SHORT PROBLEM:
Type the records out again in full, exactly.

DATA SHOWN:
□ □ □ □
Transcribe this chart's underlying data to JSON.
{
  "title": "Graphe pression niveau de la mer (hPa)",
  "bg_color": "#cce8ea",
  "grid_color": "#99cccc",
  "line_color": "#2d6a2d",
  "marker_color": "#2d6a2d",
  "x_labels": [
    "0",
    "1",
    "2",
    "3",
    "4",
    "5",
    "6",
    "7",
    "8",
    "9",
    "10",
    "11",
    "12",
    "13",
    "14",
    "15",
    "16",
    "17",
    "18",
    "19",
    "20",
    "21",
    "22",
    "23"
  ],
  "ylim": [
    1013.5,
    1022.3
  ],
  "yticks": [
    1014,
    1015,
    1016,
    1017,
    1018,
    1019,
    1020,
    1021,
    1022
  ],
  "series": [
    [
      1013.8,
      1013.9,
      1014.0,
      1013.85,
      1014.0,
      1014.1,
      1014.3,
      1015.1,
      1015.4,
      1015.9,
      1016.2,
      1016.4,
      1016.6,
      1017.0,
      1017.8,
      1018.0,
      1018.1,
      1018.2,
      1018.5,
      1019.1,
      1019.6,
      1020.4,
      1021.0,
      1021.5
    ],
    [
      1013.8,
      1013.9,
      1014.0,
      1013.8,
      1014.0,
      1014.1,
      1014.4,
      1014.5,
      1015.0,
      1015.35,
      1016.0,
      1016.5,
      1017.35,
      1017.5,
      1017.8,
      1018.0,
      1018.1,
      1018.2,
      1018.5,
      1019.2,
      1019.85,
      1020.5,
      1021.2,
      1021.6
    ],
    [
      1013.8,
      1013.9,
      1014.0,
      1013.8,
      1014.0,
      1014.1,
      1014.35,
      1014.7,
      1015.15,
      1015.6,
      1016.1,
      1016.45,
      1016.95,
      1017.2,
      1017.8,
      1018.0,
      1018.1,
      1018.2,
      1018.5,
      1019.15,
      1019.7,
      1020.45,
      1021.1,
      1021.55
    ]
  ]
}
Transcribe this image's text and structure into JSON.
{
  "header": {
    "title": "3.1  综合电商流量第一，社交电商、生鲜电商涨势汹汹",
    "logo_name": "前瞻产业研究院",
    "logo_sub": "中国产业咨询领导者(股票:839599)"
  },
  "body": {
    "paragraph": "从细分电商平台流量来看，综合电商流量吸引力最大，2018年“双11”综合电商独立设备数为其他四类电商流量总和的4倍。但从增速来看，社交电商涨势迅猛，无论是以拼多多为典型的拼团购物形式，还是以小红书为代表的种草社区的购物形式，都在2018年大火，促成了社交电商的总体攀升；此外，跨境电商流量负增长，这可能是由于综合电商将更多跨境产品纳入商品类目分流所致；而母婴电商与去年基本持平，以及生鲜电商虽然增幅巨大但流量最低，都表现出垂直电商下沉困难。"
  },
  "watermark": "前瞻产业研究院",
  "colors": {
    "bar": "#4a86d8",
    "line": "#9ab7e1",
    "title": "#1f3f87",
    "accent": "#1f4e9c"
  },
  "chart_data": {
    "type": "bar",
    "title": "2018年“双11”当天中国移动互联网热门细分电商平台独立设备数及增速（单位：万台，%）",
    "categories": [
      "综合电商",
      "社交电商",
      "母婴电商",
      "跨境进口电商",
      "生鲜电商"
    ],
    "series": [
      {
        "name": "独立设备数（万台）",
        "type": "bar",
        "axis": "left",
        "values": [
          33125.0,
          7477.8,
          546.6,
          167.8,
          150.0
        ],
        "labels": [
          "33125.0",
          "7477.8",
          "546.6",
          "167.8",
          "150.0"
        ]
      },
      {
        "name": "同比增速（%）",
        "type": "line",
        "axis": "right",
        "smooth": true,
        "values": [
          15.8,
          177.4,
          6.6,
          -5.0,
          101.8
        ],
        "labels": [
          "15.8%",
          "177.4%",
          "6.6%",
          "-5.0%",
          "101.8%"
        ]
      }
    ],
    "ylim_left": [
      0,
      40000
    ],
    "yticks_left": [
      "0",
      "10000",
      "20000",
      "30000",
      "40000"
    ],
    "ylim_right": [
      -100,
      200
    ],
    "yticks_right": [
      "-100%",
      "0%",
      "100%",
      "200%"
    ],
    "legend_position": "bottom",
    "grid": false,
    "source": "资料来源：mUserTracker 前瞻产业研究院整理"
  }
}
□ □ □ □
WRITTEN REPLY:
Transcribe this chart's underlying data to JSON.
{
  "title": "Graphe pression niveau de la mer (hPa)",
  "bg_color": "#cce8ea",
  "grid_color": "#99cccc",
  "line_color": "#2d6a2d",
  "marker_color": "#2d6a2d",
  "x_labels": [
    "0",
    "1",
    "2",
    "3",
    "4",
    "5",
    "6",
    "7",
    "8",
    "9",
    "10",
    "11",
    "12",
    "13",
    "14",
    "15",
    "16",
    "17",
    "18",
    "19",
    "20",
    "21",
    "22",
    "23"
  ],
  "ylim": [
    1013.5,
    1022.3
  ],
  "yticks": [
    1014,
    1015,
    1016,
    1017,
    1018,
    1019,
    1020,
    1021,
    1022
  ],
  "series": [
    [
      1013.8,
      1013.9,
      1014.0,
      1013.85,
      1014.0,
      1014.1,
      1014.3,
      1015.1,
      1015.4,
      1015.9,
      1016.2,
      1016.4,
      1016.6,
      1017.0,
      1017.8,
      1018.0,
      1018.1,
      1018.2,
      1018.5,
      1019.1,
      1019.6,
      1020.4,
      1021.0,
      1021.5
    ],
    [
      1013.8,
      1013.9,
      1014.0,
      1013.8,
      1014.0,
      1014.1,
      1014.4,
      1014.5,
      1015.0,
      1015.35,
      1016.0,
      1016.5,
      1017.35,
      1017.5,
      1017.8,
      1018.0,
      1018.1,
      1018.2,
      1018.5,
      1019.2,
      1019.85,
      1020.5,
      1021.2,
      1021.6
    ],
    [
      1013.8,
      1013.9,
      1014.0,
      1013.8,
      1014.0,
      1014.1,
      1014.35,
      1014.7,
      1015.15,
      1015.6,
      1016.1,
      1016.45,
      1016.95,
      1017.2,
      1017.8,
      1018.0,
      1018.1,
      1018.2,
      1018.5,
      1019.15,
      1019.7,
      1020.45,
      1021.1,
      1021.55
    ]
  ]
}
Transcribe this image's text and structure into JSON.
{
  "header": {
    "title": "3.1  综合电商流量第一，社交电商、生鲜电商涨势汹汹",
    "logo_name": "前瞻产业研究院",
    "logo_sub": "中国产业咨询领导者(股票:839599)"
  },
  "body": {
    "paragraph": "从细分电商平台流量来看，综合电商流量吸引力最大，2018年“双11”综合电商独立设备数为其他四类电商流量总和的4倍。但从增速来看，社交电商涨势迅猛，无论是以拼多多为典型的拼团购物形式，还是以小红书为代表的种草社区的购物形式，都在2018年大火，促成了社交电商的总体攀升；此外，跨境电商流量负增长，这可能是由于综合电商将更多跨境产品纳入商品类目分流所致；而母婴电商与去年基本持平，以及生鲜电商虽然增幅巨大但流量最低，都表现出垂直电商下沉困难。"
  },
  "watermark": "前瞻产业研究院",
  "colors": {
    "bar": "#4a86d8",
    "line": "#9ab7e1",
    "title": "#1f3f87",
    "accent": "#1f4e9c"
  },
  "chart_data": {
    "type": "bar",
    "title": "2018年“双11”当天中国移动互联网热门细分电商平台独立设备数及增速（单位：万台，%）",
    "categories": [
      "综合电商",
      "社交电商",
      "母婴电商",
      "跨境进口电商",
      "生鲜电商"
    ],
    "series": [
      {
        "name": "独立设备数（万台）",
        "type": "bar",
        "axis": "left",
        "values": [
          33125.0,
          7477.8,
          546.6,
          167.8,
          150.0
        ],
        "labels": [
          "33125.0",
          "7477.8",
          "546.6",
          "167.8",
          "150.0"
        ]
      },
      {
        "name": "同比增速（%）",
        "type": "line",
        "axis": "right",
        "smooth": true,
        "values": [
          15.8,
          177.4,
          6.6,
          -5.0,
          101.8
        ],
        "labels": [
          "15.8%",
          "177.4%",
          "6.6%",
          "-5.0%",
          "101.8%"
        ]
      }
    ],
    "ylim_left": [
      0,
      40000
    ],
    "yticks_left": [
      "0",
      "10000",
      "20000",
      "30000",
      "40000"
    ],
    "ylim_right": [
      -100,
      200
    ],
    "yticks_right": [
      "-100%",
      "0%",
      "100%",
      "200%"
    ],
    "legend_position": "bottom",
    "grid": false,
    "source": "资料来源：mUserTracker 前瞻产业研究院整理"
  }
}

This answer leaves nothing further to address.